• **Written exercise**:
Go through the entries below and copy each line containing the word "name".

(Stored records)
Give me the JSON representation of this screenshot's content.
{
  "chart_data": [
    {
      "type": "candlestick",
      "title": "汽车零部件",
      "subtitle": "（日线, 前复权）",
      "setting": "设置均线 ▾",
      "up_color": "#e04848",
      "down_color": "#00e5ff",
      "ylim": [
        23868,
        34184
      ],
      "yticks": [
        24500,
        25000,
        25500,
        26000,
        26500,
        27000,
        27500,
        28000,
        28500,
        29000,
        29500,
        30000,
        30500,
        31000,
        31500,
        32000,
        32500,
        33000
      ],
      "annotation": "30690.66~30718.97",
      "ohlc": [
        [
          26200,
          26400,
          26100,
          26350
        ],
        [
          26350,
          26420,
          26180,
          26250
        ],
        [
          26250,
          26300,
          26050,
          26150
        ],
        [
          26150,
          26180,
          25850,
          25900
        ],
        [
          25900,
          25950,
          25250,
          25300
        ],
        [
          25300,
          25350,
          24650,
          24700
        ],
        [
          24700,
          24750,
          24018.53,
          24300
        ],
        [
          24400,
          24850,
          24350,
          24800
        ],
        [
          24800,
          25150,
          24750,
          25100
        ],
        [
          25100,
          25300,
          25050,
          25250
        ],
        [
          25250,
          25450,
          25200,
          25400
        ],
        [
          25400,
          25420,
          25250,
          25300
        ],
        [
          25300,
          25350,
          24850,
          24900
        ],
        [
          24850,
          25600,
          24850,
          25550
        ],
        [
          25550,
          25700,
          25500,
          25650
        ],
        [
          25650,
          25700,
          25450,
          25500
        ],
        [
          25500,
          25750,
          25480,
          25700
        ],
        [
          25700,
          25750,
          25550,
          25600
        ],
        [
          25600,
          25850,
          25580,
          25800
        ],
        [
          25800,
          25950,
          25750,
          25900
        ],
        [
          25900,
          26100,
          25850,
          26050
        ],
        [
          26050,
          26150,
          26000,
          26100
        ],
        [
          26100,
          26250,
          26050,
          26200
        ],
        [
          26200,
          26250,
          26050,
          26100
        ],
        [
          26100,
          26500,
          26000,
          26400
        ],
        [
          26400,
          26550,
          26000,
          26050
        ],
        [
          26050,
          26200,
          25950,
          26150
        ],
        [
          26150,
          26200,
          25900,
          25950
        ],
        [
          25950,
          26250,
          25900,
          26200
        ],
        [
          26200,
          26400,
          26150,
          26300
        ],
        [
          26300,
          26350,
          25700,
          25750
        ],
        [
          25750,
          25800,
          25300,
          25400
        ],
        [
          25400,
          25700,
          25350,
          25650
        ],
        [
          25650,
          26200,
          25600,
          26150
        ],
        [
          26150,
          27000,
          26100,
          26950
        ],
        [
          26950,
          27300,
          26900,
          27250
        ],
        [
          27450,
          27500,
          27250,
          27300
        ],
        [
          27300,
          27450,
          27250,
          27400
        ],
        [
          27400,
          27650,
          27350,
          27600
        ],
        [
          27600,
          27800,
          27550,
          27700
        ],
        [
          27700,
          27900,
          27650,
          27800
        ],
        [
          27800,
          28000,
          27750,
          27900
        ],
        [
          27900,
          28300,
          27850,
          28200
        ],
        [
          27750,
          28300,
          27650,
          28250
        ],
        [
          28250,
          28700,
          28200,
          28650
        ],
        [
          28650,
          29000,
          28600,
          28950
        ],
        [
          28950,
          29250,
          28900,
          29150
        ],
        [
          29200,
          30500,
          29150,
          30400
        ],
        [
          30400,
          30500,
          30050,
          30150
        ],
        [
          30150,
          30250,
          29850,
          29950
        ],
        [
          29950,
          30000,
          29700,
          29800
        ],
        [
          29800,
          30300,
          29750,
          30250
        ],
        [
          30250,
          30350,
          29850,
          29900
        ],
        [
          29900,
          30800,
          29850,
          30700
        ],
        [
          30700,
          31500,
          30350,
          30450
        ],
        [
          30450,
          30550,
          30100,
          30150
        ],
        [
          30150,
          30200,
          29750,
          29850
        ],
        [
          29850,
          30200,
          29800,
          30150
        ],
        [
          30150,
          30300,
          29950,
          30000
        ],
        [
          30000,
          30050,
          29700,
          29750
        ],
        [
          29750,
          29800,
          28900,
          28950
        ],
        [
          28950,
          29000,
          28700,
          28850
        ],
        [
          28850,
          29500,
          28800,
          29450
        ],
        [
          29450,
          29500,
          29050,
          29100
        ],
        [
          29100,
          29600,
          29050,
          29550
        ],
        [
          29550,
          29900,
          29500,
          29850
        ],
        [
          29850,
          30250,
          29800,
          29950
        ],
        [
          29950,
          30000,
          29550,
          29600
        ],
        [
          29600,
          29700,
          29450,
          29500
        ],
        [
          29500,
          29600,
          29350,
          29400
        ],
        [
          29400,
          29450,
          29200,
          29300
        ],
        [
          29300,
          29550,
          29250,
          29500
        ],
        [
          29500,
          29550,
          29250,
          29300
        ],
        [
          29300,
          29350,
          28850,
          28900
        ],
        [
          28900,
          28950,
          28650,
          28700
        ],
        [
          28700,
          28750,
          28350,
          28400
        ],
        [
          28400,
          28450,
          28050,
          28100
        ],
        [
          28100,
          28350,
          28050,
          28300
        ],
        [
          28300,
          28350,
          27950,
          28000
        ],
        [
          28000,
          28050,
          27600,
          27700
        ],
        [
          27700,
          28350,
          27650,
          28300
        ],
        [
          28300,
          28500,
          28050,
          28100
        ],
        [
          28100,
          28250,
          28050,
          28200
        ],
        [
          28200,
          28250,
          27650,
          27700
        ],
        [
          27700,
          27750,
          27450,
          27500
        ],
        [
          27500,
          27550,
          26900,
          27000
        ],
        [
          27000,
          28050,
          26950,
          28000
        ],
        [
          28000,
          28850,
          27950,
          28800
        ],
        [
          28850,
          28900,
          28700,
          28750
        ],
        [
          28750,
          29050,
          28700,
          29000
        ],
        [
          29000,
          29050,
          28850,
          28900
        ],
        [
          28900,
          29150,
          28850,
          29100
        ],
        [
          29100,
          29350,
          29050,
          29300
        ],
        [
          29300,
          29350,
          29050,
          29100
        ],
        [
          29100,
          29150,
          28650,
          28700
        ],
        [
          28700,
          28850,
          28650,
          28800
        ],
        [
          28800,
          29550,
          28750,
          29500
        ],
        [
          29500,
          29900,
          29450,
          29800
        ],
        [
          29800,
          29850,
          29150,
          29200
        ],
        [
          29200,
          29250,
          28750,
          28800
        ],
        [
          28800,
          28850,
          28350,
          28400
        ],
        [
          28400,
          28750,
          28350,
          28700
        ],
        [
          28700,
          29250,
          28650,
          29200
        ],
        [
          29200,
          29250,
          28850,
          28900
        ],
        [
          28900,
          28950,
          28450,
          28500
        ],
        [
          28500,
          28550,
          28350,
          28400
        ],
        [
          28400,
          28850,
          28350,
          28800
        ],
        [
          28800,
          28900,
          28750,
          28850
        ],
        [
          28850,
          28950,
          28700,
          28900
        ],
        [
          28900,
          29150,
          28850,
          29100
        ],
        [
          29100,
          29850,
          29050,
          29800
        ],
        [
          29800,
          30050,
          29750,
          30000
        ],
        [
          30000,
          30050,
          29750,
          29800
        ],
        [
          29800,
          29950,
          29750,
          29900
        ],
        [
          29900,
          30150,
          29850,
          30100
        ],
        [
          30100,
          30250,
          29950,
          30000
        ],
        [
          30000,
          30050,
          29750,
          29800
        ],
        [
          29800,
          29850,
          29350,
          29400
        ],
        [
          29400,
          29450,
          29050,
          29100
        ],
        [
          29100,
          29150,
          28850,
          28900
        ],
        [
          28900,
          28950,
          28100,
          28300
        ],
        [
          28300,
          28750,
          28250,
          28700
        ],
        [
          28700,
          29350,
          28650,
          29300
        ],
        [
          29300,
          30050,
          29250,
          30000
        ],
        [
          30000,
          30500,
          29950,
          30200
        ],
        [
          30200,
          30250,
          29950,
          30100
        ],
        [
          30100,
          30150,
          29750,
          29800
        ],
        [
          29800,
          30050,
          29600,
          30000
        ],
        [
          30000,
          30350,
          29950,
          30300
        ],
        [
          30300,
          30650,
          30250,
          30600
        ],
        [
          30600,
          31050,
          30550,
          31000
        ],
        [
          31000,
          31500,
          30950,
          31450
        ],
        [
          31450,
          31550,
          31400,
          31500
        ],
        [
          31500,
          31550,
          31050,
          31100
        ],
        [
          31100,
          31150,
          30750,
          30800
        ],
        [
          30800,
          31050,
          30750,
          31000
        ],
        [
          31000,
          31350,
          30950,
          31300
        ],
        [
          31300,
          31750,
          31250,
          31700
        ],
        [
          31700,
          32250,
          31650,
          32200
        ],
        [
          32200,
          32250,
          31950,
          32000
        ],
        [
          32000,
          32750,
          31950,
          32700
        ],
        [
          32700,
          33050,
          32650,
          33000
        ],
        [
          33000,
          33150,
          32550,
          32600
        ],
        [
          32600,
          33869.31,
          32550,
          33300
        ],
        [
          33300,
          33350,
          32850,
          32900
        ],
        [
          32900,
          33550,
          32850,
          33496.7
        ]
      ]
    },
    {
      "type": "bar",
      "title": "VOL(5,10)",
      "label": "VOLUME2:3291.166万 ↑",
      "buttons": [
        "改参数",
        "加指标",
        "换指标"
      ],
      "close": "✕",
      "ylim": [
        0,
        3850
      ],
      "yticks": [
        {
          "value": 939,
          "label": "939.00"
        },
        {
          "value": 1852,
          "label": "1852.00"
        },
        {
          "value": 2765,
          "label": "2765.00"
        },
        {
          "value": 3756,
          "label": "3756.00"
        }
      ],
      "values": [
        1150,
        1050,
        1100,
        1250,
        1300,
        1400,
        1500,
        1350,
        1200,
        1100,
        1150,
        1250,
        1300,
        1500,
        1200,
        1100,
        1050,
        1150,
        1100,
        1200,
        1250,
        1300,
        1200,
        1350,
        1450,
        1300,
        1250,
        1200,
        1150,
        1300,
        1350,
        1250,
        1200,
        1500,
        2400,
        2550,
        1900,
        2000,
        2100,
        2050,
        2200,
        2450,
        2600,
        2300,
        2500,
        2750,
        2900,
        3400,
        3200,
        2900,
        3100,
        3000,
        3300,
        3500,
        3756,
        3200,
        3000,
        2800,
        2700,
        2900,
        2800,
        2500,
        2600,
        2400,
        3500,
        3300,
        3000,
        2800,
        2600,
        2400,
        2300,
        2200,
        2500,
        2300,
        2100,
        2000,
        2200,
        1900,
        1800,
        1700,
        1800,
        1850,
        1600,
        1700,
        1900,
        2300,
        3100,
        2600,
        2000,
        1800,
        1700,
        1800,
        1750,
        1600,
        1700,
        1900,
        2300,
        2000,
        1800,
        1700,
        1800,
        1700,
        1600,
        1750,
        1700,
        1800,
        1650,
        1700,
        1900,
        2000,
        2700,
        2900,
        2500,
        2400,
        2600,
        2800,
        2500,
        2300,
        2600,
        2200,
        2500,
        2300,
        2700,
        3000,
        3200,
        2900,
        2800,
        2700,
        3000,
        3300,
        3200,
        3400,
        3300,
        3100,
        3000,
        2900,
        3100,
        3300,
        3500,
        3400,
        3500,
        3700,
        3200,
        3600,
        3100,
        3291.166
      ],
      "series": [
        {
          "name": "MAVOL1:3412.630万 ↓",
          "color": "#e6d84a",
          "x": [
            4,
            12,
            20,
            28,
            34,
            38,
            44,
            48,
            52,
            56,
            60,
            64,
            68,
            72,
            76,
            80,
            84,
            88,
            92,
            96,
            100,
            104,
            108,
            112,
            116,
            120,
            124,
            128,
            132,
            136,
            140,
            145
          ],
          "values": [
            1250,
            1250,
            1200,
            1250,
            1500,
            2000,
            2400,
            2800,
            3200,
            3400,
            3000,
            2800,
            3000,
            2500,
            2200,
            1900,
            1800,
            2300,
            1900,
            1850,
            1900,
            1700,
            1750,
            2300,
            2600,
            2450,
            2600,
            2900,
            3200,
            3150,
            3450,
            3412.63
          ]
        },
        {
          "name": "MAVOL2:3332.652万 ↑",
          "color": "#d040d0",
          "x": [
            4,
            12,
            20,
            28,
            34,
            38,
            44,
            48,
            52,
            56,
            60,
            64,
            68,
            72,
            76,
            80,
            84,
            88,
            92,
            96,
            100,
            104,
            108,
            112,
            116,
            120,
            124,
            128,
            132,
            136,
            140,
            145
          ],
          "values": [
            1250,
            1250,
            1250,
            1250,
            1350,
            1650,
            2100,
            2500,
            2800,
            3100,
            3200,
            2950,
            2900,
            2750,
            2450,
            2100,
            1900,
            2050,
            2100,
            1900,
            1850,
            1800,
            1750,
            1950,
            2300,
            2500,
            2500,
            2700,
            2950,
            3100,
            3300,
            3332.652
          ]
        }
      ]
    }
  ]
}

• **Task response**:
          "name": "MAVOL1:3412.630万 ↓",
          "name": "MAVOL2:3332.652万 ↑",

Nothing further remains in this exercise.